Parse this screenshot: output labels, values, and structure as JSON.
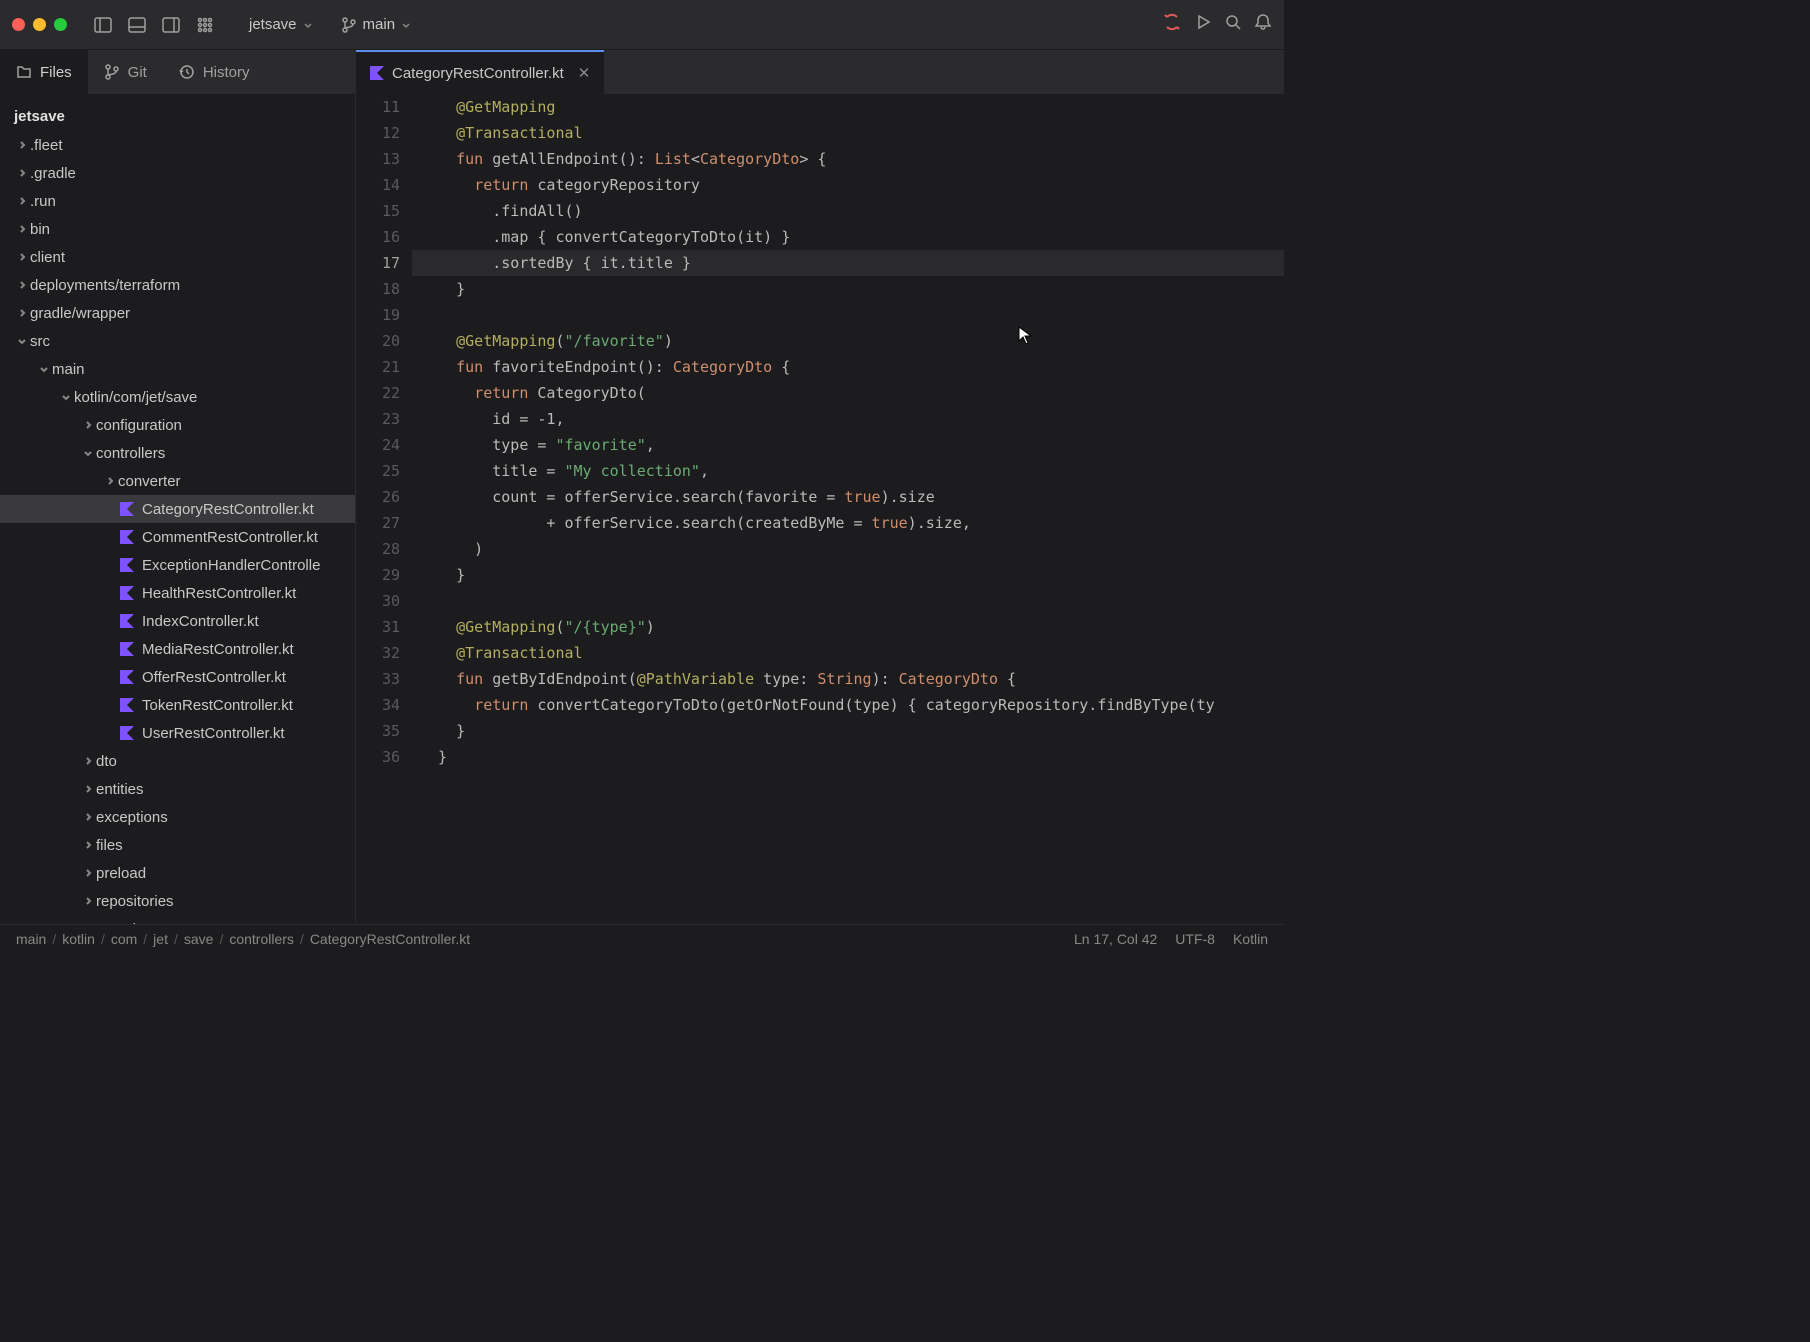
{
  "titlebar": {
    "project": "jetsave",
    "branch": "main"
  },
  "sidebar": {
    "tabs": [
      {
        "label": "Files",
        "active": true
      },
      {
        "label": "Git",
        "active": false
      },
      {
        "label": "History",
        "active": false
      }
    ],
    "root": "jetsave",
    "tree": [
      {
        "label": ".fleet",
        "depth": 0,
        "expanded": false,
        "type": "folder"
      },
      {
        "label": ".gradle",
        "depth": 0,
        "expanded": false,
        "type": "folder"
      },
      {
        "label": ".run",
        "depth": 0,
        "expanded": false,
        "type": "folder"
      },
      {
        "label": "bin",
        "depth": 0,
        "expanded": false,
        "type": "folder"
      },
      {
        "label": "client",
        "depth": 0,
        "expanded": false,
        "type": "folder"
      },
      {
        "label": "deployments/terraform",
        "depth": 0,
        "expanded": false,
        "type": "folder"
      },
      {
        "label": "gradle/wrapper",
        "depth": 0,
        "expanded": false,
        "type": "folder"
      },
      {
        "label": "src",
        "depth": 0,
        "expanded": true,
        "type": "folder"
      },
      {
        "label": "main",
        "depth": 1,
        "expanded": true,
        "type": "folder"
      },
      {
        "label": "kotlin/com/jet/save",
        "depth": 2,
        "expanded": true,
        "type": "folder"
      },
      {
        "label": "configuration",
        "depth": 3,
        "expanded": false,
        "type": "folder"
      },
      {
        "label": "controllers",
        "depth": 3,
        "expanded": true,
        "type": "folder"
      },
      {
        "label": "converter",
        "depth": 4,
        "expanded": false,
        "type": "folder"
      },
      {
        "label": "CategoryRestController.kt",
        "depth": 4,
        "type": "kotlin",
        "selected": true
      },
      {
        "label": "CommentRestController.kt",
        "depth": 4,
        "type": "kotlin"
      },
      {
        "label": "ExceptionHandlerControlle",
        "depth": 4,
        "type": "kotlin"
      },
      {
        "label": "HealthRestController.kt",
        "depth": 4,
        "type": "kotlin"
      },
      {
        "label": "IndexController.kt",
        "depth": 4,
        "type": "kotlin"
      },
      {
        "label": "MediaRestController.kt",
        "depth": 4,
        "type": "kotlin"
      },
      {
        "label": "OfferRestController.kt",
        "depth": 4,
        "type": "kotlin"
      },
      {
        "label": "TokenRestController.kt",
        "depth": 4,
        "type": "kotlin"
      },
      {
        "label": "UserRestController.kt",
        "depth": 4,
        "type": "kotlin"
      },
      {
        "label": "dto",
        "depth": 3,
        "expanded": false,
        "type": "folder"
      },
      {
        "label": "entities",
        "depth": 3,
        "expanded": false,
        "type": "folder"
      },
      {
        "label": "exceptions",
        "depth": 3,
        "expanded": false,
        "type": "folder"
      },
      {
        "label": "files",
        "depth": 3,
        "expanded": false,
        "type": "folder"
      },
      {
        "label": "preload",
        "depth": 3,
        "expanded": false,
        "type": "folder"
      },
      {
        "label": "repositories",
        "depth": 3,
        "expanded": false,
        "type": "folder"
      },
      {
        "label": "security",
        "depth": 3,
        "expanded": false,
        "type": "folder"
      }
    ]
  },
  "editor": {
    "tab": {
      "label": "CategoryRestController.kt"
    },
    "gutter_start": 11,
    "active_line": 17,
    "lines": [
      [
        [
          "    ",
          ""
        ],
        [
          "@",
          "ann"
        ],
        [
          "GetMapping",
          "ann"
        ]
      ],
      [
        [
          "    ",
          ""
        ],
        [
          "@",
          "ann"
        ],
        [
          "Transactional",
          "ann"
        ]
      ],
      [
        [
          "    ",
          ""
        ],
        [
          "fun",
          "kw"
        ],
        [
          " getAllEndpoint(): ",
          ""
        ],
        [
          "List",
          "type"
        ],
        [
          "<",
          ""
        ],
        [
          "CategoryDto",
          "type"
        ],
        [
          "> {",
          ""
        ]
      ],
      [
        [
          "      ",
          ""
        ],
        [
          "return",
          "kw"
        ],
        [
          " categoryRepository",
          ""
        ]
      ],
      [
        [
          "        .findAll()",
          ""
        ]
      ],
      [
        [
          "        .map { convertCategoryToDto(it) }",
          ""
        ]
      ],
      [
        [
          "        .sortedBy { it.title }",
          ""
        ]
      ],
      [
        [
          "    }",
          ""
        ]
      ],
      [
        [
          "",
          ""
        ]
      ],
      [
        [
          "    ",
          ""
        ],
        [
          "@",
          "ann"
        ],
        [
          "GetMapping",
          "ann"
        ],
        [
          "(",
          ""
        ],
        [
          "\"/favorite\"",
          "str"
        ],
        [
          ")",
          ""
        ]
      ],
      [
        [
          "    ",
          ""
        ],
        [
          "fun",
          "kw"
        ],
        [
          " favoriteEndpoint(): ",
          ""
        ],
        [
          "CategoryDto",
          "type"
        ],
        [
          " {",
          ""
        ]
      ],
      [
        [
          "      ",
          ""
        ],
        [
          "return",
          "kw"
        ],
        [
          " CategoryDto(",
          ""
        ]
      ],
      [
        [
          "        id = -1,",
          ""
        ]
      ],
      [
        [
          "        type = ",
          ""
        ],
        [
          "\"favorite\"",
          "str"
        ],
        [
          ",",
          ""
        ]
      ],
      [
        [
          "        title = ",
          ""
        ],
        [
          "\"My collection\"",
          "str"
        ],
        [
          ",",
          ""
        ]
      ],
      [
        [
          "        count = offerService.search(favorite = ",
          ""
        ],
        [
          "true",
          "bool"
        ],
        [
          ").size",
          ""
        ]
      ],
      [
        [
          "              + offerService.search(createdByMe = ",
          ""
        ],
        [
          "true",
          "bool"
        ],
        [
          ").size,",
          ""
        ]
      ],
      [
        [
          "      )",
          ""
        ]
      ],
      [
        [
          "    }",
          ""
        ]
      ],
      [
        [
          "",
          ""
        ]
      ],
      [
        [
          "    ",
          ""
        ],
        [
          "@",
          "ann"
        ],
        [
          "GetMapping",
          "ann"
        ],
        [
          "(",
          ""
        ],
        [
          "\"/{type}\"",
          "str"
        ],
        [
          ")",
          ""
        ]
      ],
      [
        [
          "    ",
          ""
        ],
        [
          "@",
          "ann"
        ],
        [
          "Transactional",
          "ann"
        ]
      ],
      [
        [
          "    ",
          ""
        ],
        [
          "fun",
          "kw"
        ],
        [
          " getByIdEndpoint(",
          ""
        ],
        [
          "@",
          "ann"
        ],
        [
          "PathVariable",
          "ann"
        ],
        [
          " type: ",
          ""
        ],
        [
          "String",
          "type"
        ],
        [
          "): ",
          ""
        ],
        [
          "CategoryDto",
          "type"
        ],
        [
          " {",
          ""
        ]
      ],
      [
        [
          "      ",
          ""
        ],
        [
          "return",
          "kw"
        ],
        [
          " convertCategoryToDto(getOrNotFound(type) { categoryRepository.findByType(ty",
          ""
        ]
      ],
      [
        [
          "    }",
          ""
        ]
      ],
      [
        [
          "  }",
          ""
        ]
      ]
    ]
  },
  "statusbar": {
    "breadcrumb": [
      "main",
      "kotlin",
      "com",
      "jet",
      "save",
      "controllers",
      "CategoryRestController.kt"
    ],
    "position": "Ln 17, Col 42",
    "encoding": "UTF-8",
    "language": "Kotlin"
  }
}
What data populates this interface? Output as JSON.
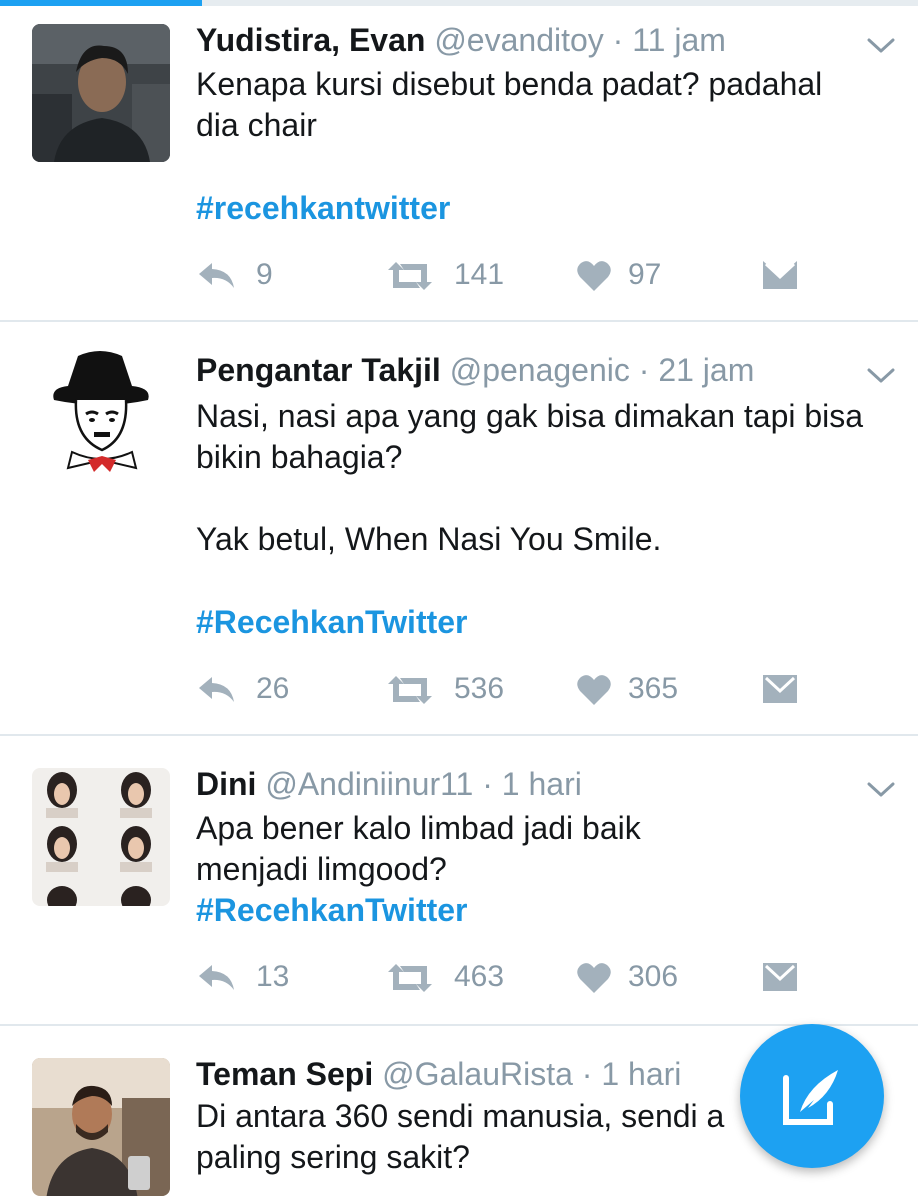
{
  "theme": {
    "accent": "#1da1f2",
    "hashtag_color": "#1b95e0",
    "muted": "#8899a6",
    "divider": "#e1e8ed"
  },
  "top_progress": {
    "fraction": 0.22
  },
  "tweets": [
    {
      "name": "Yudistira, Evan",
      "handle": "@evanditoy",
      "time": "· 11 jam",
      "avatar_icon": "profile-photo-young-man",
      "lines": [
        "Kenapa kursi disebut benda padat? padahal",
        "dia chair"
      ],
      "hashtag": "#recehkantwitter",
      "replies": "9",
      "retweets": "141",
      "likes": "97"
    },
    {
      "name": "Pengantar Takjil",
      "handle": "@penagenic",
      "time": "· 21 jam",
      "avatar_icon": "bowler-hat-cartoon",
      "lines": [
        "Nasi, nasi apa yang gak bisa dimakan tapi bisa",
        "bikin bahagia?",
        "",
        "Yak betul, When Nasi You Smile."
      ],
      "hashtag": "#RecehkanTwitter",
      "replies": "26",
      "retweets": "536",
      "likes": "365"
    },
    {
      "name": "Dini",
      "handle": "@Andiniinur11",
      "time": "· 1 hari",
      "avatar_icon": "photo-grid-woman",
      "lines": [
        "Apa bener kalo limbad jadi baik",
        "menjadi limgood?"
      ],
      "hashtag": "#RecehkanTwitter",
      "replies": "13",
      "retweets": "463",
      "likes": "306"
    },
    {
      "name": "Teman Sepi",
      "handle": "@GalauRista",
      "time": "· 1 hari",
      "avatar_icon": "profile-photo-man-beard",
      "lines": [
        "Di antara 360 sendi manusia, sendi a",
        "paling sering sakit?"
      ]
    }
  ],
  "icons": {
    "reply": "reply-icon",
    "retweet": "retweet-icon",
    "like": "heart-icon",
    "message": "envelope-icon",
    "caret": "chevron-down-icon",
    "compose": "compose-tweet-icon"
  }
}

──────────────────────────────

What to work on
Scan the lines for the string "categoryRepository". Pick out every line that has it.

Solution below
          " categoryRepository",
          " convertCategoryToDto(getOrNotFound(type) { categoryRepository.findByType(ty",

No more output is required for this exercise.